Data to use:
--

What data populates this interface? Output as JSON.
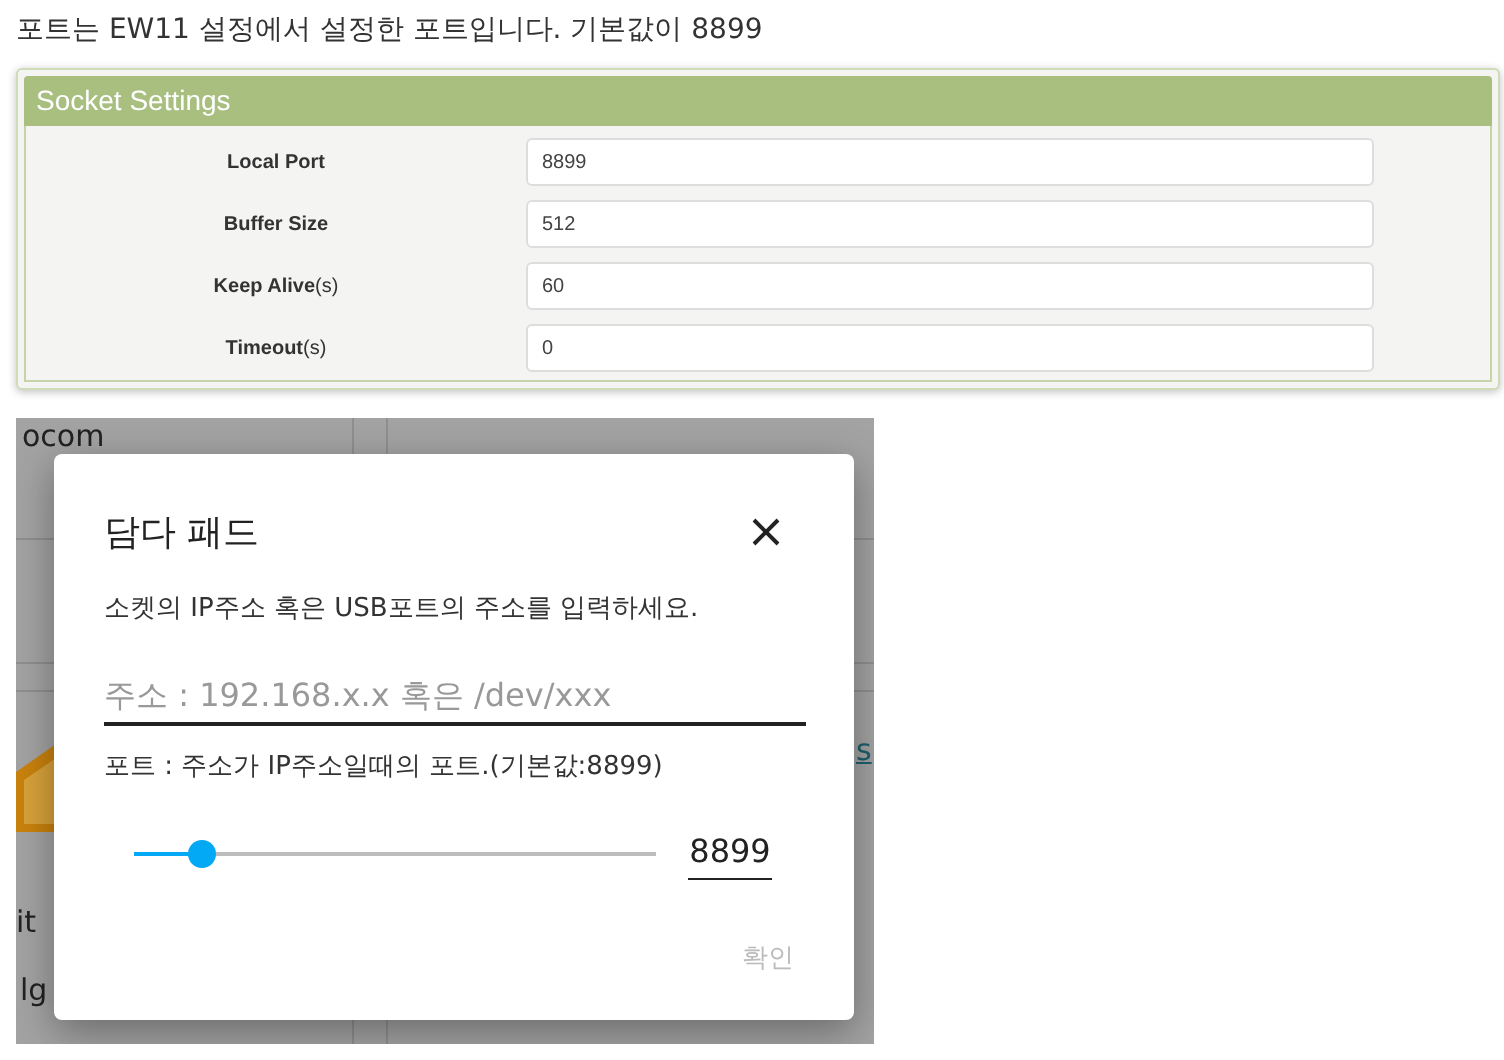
{
  "caption": "포트는 EW11 설정에서 설정한 포트입니다. 기본값이 8899",
  "socket_settings": {
    "title": "Socket Settings",
    "rows": [
      {
        "label": "Local Port",
        "unit": "",
        "value": "8899"
      },
      {
        "label": "Buffer Size",
        "unit": "",
        "value": "512"
      },
      {
        "label": "Keep Alive",
        "unit": "(s)",
        "value": "60"
      },
      {
        "label": "Timeout",
        "unit": "(s)",
        "value": "0"
      }
    ]
  },
  "background_fragments": [
    {
      "kind": "text",
      "text": "ocom"
    },
    {
      "kind": "link",
      "text": "s"
    },
    {
      "kind": "text",
      "text": "it"
    },
    {
      "kind": "text",
      "text": "lg"
    }
  ],
  "dialog": {
    "title": "담다 패드",
    "description": "소켓의 IP주소 혹은 USB포트의 주소를 입력하세요.",
    "address_field": {
      "placeholder": "주소 : 192.168.x.x 혹은 /dev/xxx"
    },
    "port_hint": "포트 : 주소가 IP주소일때의 포트.(기본값:8899)",
    "port_slider": {
      "level": 0.13,
      "value": "8899"
    },
    "confirm": {
      "label": "확인",
      "disabled": true
    }
  }
}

--

Task to complete: Transcribe all the data word for word; the images stay out.

The solution:
What data populates this interface? Output as JSON.
{
  "caption": "포트는 EW11 설정에서 설정한 포트입니다. 기본값이 8899",
  "socket_settings": {
    "title": "Socket Settings",
    "rows": [
      {
        "label": "Local Port",
        "unit": "",
        "value": "8899"
      },
      {
        "label": "Buffer Size",
        "unit": "",
        "value": "512"
      },
      {
        "label": "Keep Alive",
        "unit": "(s)",
        "value": "60"
      },
      {
        "label": "Timeout",
        "unit": "(s)",
        "value": "0"
      }
    ]
  },
  "background_fragments": [
    {
      "kind": "text",
      "text": "ocom"
    },
    {
      "kind": "link",
      "text": "s"
    },
    {
      "kind": "text",
      "text": "it"
    },
    {
      "kind": "text",
      "text": "lg"
    }
  ],
  "dialog": {
    "title": "담다 패드",
    "description": "소켓의 IP주소 혹은 USB포트의 주소를 입력하세요.",
    "address_field": {
      "placeholder": "주소 : 192.168.x.x 혹은 /dev/xxx"
    },
    "port_hint": "포트 : 주소가 IP주소일때의 포트.(기본값:8899)",
    "port_slider": {
      "level": 0.13,
      "value": "8899"
    },
    "confirm": {
      "label": "확인",
      "disabled": true
    }
  }
}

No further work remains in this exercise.